— start —
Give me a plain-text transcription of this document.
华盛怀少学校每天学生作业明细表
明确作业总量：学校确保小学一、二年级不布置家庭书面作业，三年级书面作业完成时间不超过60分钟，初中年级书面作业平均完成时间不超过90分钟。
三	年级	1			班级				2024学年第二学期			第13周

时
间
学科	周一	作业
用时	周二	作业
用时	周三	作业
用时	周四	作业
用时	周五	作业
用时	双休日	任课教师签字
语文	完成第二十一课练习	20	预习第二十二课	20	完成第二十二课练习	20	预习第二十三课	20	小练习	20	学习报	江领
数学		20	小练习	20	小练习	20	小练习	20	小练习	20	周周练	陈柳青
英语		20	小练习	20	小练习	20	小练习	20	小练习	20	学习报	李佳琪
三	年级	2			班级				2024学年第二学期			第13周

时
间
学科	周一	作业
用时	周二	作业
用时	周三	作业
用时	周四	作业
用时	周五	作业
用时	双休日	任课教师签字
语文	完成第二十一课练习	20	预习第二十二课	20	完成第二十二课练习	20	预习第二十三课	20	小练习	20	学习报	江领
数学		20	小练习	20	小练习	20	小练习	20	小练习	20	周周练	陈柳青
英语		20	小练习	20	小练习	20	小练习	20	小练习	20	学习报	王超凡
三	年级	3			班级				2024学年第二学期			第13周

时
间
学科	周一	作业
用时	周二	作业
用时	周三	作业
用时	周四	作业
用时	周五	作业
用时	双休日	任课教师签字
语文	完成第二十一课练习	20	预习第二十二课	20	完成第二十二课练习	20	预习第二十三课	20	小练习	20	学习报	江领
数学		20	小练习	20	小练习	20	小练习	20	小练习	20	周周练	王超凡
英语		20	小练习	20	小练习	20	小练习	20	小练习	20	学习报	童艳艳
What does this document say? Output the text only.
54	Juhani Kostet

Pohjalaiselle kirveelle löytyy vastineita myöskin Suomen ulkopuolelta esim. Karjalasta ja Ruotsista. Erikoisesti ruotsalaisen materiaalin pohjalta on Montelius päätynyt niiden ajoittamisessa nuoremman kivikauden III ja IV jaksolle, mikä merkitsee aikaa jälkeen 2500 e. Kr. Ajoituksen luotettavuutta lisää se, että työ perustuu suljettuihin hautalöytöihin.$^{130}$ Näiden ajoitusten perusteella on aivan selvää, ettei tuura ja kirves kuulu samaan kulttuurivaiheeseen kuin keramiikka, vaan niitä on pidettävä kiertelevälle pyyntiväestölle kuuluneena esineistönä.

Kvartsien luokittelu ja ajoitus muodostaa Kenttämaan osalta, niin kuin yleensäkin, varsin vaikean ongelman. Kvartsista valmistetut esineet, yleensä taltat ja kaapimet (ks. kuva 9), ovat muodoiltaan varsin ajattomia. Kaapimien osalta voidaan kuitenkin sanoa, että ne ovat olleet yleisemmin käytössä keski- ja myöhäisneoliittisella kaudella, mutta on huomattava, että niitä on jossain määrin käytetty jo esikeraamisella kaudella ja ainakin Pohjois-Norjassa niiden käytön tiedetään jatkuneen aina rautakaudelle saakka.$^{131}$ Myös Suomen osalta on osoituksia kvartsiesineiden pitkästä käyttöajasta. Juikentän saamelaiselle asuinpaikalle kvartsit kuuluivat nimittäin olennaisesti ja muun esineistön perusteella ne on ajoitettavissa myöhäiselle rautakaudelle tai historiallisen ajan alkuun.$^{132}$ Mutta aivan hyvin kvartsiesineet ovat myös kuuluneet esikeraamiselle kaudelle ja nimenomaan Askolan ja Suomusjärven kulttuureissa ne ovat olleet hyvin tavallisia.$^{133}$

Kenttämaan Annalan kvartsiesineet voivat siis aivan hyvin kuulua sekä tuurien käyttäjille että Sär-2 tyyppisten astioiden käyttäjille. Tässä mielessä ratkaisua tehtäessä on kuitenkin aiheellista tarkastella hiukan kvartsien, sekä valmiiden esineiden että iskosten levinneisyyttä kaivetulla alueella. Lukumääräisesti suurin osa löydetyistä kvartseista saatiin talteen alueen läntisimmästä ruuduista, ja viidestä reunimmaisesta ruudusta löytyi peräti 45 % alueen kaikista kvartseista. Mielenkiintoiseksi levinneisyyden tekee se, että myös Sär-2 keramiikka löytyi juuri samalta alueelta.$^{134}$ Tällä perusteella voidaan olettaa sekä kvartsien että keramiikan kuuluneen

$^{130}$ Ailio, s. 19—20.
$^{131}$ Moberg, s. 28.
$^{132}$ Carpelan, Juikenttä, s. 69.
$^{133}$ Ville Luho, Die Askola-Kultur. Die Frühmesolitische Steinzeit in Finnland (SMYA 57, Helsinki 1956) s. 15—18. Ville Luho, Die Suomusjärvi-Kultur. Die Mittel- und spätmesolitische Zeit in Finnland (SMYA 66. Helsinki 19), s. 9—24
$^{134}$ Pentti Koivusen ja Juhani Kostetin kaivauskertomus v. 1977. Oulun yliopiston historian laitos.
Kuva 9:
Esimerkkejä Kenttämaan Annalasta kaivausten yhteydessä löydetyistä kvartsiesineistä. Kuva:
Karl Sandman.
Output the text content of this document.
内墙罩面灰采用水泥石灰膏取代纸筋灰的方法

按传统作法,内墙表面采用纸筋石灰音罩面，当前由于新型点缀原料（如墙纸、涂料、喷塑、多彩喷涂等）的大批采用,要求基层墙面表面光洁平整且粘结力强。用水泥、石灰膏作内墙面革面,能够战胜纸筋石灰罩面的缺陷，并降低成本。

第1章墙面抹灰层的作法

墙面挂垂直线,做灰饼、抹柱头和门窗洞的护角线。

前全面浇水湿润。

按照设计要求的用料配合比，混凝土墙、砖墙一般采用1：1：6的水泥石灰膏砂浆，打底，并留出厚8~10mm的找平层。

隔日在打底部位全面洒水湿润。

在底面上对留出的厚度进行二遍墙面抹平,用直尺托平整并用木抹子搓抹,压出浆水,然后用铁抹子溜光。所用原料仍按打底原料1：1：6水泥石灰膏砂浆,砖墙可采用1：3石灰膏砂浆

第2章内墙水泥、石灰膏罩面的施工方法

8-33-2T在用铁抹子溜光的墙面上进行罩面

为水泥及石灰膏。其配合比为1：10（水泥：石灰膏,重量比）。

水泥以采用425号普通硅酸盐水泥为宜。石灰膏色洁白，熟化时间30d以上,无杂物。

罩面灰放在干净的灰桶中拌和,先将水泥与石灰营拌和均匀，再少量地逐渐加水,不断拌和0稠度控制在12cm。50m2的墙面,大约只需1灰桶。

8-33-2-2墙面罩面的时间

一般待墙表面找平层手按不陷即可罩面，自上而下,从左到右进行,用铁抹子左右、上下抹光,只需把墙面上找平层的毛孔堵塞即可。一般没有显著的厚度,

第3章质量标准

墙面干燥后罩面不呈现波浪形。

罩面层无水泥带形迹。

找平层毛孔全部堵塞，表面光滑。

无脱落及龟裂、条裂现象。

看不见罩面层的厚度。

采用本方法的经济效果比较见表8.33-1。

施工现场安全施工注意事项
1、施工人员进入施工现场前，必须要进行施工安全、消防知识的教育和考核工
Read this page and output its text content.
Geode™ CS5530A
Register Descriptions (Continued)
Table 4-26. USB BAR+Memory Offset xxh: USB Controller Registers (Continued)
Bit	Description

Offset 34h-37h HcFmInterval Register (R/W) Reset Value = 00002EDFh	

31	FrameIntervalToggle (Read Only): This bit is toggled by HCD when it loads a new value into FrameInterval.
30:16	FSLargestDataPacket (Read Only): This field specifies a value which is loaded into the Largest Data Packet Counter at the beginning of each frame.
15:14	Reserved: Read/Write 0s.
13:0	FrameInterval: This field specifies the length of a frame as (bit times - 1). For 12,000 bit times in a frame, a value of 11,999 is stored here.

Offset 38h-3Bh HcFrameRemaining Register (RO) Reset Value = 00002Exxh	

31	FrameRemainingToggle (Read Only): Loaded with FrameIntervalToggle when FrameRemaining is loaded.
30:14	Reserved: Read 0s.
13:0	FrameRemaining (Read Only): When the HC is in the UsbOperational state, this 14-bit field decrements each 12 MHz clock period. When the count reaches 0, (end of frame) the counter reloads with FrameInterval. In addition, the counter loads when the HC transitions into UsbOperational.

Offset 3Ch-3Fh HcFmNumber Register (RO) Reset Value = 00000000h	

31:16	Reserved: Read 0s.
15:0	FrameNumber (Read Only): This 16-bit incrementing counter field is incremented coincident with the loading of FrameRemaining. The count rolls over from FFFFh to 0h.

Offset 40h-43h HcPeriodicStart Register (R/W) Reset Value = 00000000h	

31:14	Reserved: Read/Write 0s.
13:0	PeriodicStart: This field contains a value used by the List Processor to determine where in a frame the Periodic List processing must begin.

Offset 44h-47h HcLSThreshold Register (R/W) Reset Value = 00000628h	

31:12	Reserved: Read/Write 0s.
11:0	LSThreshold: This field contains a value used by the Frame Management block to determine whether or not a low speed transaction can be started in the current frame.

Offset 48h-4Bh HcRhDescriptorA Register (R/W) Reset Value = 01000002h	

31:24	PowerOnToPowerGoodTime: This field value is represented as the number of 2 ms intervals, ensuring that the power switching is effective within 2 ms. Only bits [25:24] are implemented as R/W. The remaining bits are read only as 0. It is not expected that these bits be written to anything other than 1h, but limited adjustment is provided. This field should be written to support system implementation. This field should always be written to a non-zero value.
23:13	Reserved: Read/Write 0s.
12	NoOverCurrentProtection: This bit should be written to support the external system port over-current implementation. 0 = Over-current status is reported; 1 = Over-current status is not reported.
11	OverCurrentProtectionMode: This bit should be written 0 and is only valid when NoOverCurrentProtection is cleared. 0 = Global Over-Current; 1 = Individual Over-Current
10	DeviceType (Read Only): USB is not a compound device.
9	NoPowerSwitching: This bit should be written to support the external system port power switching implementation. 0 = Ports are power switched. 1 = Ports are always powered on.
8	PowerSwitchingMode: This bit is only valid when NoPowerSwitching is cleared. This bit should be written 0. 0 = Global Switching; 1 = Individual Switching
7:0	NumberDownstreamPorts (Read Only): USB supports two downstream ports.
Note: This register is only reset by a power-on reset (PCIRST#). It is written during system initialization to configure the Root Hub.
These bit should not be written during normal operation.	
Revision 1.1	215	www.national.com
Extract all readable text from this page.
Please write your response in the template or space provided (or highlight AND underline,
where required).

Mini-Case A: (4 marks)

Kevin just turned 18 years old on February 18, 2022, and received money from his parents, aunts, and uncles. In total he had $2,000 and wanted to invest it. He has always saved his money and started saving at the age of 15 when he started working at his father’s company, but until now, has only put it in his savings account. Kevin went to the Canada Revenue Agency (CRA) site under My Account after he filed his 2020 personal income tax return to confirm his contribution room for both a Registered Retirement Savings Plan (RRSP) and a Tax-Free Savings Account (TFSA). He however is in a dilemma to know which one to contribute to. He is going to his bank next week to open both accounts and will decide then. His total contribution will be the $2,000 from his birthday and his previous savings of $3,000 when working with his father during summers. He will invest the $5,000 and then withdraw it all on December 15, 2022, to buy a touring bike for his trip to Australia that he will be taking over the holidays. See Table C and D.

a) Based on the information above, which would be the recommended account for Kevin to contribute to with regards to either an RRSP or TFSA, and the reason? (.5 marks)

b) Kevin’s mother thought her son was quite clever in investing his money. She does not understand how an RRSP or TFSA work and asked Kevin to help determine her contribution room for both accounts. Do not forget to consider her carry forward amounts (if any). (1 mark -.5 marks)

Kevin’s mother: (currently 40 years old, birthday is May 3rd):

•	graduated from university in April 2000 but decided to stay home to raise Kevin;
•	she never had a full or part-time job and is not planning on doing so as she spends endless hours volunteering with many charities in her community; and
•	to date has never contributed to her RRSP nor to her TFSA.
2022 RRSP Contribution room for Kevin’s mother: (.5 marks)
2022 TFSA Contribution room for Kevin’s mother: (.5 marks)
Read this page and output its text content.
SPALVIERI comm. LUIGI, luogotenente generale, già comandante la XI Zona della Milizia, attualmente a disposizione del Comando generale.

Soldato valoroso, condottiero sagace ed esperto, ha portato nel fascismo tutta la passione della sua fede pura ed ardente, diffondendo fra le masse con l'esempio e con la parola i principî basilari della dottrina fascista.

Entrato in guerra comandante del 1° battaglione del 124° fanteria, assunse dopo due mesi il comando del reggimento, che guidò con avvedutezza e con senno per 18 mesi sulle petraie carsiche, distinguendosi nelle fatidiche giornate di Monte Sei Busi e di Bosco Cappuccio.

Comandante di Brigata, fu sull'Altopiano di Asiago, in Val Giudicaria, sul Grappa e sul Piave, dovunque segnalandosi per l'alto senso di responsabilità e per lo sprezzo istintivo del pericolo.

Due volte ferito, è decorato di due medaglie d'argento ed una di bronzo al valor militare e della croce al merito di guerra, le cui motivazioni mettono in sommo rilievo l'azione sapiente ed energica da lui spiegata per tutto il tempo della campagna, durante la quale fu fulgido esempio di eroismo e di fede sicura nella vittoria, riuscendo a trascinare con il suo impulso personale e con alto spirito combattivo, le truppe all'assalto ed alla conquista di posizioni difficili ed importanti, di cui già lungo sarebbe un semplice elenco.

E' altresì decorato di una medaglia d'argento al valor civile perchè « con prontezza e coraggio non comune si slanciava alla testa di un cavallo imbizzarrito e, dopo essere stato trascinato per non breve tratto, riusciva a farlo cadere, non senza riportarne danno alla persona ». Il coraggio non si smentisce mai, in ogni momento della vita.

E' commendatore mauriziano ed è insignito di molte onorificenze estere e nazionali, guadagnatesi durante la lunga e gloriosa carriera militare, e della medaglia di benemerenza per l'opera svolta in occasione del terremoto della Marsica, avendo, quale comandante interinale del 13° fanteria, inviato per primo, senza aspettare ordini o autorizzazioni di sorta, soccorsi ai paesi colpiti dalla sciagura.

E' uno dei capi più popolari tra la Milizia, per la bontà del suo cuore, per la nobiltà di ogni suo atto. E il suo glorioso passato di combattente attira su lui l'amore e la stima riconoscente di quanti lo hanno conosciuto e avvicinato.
— end —
■ **JOB**
Show all lines from the listing above in which "each" appears.

■ **SOLUTION**
30:16	FSLargestDataPacket (Read Only): This field specifies a value which is loaded into the Largest Data Packet Counter at the beginning of each frame.
13:0	FrameRemaining (Read Only): When the HC is in the UsbOperational state, this 14-bit field decrements each 12 MHz clock period. When the count reaches 0, (end of frame) the counter reloads with FrameInterval. In addition, the counter loads when the HC transitions into UsbOperational.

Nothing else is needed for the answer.